> _A block of data_:
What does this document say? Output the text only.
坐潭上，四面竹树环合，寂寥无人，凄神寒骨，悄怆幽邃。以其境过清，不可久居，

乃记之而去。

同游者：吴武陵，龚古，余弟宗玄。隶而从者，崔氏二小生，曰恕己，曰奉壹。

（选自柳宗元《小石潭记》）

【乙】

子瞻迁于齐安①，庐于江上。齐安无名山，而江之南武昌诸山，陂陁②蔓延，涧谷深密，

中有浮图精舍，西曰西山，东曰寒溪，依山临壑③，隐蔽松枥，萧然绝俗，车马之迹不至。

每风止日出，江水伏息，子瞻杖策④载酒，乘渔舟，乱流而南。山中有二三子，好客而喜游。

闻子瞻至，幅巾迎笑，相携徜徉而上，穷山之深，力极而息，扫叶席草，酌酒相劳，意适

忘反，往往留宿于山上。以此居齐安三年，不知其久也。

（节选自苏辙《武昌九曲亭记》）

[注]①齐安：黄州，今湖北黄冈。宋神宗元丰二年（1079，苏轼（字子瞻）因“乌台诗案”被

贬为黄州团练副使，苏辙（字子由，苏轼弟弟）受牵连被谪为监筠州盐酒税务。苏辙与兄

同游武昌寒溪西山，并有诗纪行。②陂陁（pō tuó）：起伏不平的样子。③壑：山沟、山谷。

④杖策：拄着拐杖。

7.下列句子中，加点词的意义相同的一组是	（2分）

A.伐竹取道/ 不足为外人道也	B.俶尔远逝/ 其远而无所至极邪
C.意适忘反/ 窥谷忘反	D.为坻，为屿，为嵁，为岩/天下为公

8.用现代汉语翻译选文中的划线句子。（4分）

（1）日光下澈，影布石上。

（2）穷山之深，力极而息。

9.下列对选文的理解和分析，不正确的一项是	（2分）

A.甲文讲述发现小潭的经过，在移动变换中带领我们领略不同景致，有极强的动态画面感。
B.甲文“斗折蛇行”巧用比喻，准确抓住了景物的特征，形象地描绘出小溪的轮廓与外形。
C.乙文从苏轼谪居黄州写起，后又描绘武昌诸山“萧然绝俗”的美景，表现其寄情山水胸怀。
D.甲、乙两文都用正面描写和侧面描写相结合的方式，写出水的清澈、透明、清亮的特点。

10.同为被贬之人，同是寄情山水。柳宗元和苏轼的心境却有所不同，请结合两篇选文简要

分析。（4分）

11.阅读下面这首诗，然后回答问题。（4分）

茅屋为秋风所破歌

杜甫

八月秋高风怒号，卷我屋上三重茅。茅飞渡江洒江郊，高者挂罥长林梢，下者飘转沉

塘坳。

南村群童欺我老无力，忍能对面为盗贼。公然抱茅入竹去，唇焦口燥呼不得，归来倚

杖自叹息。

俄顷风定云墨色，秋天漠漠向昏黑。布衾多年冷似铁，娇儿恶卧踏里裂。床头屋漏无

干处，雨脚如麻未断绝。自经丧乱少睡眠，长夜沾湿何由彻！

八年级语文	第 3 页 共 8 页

> _Task directions_: State how many lines of the records above contain "力极而息", with no words besides the number.

> _Answer to this exercise_: 2